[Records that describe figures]
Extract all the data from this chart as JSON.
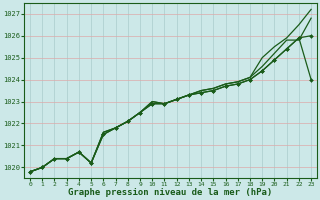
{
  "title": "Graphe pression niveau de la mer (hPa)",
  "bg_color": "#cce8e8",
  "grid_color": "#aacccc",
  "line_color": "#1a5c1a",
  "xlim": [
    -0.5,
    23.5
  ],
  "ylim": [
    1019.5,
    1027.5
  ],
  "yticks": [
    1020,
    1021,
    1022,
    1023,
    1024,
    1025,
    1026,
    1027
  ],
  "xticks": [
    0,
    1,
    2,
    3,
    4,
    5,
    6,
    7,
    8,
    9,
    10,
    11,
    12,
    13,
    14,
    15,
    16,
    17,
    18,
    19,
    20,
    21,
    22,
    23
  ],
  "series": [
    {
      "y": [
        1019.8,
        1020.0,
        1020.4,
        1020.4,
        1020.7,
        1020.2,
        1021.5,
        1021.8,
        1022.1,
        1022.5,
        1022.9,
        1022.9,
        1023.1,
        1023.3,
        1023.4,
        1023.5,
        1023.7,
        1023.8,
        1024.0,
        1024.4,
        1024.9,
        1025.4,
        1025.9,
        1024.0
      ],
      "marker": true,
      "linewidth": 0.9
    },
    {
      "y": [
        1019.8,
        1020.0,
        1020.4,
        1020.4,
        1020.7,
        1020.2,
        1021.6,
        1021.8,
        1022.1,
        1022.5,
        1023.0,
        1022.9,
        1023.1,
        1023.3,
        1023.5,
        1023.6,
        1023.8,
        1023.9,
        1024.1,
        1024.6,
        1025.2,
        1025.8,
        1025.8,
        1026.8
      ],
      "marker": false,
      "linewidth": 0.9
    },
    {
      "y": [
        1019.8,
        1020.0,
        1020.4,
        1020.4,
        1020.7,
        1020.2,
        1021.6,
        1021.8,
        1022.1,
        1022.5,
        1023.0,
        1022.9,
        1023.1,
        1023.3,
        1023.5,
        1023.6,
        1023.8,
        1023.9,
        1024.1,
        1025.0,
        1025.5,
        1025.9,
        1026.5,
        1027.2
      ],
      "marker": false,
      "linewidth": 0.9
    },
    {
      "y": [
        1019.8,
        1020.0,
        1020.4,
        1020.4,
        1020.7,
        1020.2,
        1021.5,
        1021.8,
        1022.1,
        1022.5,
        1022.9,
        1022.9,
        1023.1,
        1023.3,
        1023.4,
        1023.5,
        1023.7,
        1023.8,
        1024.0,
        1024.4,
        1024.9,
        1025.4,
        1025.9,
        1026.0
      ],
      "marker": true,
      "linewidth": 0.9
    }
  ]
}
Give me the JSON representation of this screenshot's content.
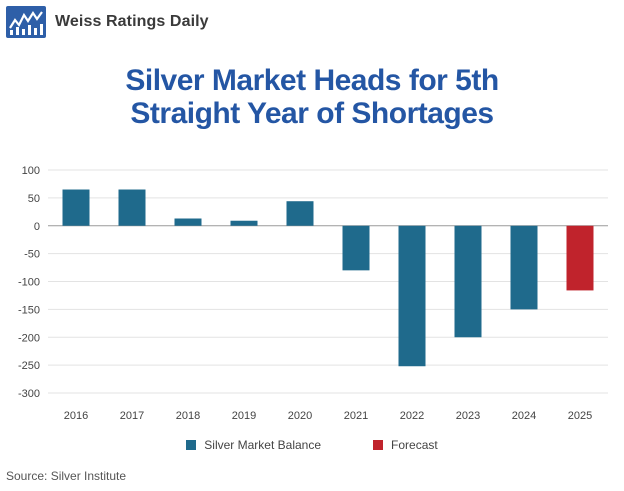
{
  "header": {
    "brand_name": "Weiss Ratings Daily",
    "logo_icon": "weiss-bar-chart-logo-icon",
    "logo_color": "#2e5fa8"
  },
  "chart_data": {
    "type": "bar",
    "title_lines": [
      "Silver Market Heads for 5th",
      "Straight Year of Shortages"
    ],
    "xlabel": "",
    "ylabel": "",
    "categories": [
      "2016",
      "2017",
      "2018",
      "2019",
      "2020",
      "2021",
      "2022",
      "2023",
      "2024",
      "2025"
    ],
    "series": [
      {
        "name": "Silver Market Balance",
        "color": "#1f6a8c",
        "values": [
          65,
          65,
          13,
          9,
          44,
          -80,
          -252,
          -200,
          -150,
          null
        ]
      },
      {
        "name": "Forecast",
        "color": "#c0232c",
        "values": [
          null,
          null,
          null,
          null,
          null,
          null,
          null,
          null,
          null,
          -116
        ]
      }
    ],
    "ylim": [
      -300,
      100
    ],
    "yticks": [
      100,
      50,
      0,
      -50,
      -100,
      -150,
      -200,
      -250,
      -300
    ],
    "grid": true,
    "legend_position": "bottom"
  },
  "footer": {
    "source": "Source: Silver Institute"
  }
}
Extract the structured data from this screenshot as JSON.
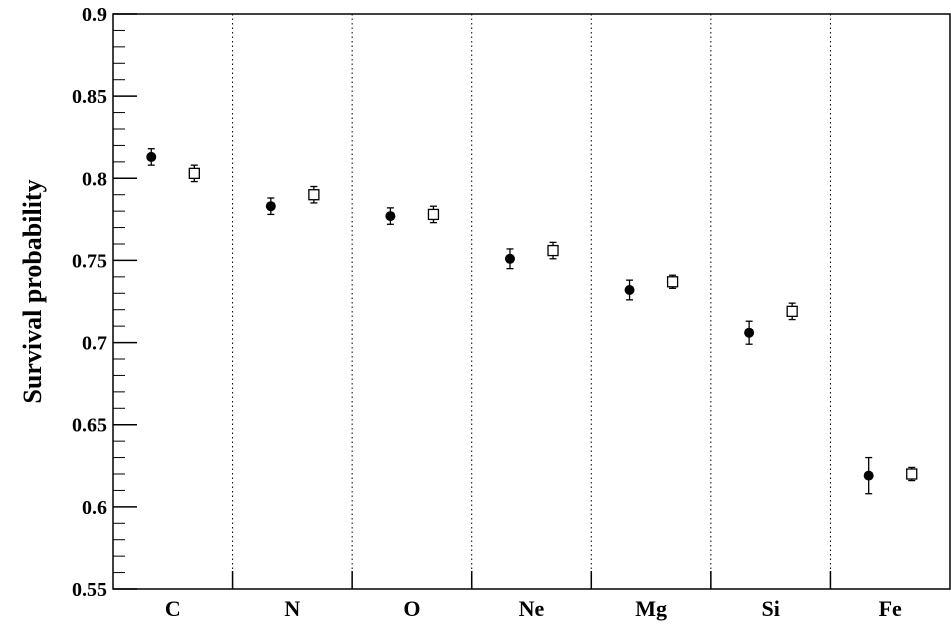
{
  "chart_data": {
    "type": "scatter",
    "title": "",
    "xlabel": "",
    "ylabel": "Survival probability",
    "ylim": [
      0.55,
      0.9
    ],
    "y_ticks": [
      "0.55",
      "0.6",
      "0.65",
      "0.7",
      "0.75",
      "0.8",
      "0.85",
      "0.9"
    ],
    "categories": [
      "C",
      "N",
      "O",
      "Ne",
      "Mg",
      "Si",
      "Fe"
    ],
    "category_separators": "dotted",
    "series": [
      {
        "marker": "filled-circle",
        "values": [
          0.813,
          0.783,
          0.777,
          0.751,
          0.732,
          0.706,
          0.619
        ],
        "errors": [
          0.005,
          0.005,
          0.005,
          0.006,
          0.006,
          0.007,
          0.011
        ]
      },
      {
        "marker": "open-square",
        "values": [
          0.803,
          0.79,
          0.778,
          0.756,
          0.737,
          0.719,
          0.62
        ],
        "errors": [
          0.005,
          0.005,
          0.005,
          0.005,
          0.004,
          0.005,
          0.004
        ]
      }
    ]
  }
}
==
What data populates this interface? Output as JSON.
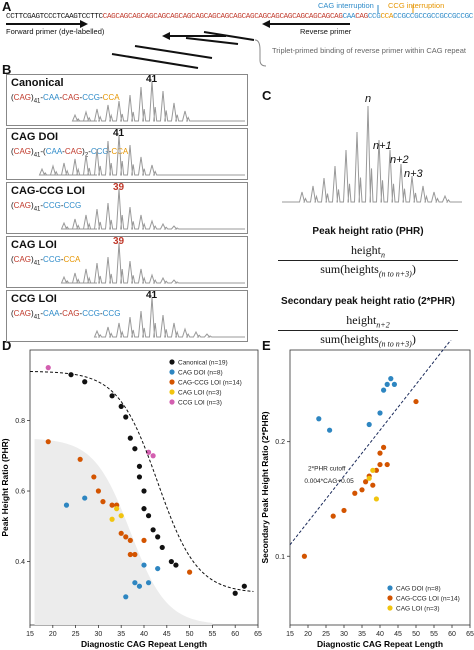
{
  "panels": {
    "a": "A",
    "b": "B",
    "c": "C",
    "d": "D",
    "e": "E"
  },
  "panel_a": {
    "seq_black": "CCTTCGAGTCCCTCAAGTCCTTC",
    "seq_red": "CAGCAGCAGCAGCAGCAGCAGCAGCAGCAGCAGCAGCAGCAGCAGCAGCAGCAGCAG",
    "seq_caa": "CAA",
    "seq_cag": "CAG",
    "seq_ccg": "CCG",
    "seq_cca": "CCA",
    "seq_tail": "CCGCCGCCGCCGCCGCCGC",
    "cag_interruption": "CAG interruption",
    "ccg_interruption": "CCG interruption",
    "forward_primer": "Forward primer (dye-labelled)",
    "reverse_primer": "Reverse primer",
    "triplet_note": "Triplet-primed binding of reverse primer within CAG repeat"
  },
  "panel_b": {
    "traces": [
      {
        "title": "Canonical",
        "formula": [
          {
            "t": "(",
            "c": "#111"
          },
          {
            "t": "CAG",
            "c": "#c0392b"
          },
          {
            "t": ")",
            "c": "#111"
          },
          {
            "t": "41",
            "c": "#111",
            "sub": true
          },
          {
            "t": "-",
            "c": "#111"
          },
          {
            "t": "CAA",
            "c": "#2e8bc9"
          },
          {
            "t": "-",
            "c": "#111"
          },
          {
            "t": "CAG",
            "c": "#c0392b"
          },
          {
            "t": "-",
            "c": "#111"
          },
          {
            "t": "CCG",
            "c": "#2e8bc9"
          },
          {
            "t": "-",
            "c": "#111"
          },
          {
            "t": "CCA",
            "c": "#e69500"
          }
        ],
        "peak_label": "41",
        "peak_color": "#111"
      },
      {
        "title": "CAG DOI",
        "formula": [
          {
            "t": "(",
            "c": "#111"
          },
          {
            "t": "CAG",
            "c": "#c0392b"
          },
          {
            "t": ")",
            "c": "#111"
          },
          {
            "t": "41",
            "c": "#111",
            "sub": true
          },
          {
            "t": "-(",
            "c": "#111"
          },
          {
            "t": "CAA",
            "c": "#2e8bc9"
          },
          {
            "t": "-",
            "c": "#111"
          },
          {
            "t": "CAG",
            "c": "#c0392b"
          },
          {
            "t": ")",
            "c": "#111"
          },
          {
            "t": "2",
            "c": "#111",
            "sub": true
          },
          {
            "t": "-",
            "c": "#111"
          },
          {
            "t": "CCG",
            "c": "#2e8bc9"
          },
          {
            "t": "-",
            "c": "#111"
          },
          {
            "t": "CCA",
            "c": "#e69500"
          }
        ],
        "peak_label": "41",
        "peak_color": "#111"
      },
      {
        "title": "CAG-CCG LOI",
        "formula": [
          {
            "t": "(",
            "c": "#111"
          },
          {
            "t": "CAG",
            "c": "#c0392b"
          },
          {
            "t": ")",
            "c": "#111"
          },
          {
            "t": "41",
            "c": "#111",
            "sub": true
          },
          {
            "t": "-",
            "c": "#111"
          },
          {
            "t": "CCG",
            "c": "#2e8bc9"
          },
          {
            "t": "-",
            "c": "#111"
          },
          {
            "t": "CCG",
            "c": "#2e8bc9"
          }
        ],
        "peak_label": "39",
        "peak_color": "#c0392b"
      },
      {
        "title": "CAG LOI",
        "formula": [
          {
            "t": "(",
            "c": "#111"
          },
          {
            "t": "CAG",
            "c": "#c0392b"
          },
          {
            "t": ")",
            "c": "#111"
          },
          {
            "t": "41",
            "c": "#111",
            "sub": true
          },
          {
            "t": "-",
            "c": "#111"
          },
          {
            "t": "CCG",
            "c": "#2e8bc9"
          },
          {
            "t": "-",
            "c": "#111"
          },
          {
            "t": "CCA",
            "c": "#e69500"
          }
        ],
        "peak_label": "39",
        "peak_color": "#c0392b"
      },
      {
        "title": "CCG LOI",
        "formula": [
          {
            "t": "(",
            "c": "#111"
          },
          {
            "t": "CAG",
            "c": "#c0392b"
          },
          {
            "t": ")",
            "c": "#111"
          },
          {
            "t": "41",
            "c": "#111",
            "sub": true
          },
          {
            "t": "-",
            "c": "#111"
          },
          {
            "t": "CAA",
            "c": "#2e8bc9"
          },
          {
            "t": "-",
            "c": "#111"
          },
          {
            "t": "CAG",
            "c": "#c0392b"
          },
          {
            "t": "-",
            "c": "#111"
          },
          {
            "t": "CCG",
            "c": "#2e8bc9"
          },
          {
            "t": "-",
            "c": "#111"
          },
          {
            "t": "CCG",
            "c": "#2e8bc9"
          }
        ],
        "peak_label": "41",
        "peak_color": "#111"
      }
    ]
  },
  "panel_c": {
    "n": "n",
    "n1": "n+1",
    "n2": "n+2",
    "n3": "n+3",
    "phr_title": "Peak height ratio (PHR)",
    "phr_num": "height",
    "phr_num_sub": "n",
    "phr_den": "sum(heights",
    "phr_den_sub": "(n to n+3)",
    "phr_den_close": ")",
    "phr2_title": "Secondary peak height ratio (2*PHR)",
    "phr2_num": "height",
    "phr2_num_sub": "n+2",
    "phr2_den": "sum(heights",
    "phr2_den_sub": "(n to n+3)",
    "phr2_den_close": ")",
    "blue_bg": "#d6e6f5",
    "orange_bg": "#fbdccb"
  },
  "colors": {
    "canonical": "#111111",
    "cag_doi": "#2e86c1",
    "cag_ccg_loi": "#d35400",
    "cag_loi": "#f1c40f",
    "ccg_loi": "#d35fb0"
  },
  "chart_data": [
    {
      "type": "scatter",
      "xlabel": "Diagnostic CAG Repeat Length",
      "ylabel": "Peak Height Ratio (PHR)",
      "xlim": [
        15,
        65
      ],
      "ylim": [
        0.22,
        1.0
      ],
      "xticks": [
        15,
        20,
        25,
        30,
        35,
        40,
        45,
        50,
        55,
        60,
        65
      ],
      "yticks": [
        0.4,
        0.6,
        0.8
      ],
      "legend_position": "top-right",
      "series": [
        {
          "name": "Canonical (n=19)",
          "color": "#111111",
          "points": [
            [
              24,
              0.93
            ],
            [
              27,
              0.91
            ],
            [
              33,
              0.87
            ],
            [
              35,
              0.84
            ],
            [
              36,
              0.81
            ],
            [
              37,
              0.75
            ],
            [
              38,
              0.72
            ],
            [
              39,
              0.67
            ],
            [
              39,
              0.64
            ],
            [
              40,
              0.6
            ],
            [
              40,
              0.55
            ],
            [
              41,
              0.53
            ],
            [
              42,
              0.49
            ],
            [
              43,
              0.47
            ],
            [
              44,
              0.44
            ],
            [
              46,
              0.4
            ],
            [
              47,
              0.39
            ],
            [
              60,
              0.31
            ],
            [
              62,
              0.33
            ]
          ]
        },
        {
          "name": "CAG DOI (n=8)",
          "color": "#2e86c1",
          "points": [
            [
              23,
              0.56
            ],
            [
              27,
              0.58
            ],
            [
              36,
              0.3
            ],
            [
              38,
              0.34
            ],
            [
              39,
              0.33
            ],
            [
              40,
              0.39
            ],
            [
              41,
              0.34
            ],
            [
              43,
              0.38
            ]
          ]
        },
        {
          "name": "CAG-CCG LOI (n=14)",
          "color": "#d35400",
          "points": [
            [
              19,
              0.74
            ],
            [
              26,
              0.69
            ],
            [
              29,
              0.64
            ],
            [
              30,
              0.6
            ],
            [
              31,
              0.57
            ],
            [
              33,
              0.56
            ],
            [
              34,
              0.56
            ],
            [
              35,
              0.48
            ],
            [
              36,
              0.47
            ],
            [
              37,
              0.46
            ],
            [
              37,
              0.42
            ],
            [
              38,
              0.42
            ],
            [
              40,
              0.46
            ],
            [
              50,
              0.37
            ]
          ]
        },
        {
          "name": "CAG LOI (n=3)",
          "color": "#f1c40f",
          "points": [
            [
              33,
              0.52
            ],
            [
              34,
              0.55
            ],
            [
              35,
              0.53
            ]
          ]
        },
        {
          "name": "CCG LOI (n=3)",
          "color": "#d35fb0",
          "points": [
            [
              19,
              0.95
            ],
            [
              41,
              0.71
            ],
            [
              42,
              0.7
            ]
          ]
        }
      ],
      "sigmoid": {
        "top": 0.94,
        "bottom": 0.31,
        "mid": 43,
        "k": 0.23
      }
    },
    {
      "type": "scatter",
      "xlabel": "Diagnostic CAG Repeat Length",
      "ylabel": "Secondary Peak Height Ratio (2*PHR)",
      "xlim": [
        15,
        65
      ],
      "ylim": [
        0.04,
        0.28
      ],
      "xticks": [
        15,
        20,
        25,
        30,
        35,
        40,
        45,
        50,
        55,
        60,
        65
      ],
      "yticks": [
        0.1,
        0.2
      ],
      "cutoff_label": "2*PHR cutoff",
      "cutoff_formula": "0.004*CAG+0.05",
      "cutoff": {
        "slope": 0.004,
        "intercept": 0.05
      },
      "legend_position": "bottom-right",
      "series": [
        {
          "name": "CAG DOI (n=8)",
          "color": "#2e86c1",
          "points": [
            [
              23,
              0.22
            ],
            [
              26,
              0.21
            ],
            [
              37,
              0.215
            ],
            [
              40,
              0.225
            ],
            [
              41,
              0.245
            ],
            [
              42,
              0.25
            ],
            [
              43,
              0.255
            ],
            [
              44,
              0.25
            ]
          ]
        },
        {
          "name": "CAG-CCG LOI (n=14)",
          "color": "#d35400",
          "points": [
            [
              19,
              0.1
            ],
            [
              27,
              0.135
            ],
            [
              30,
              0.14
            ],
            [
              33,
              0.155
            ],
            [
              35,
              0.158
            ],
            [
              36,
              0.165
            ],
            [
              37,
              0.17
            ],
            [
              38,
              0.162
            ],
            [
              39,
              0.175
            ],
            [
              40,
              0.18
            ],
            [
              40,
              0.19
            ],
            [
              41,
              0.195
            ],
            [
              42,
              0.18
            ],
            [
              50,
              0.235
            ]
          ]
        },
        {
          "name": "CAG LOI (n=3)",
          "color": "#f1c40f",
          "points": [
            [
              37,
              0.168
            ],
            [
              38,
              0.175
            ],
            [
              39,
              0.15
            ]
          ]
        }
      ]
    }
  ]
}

Task prompt: Which lines include the word "bottom"? Copy every one of them.

Answer for this exercise:
    "legend_position": "bottom"
        "bottom": 0.31,
      "legend_position": "bottom-right",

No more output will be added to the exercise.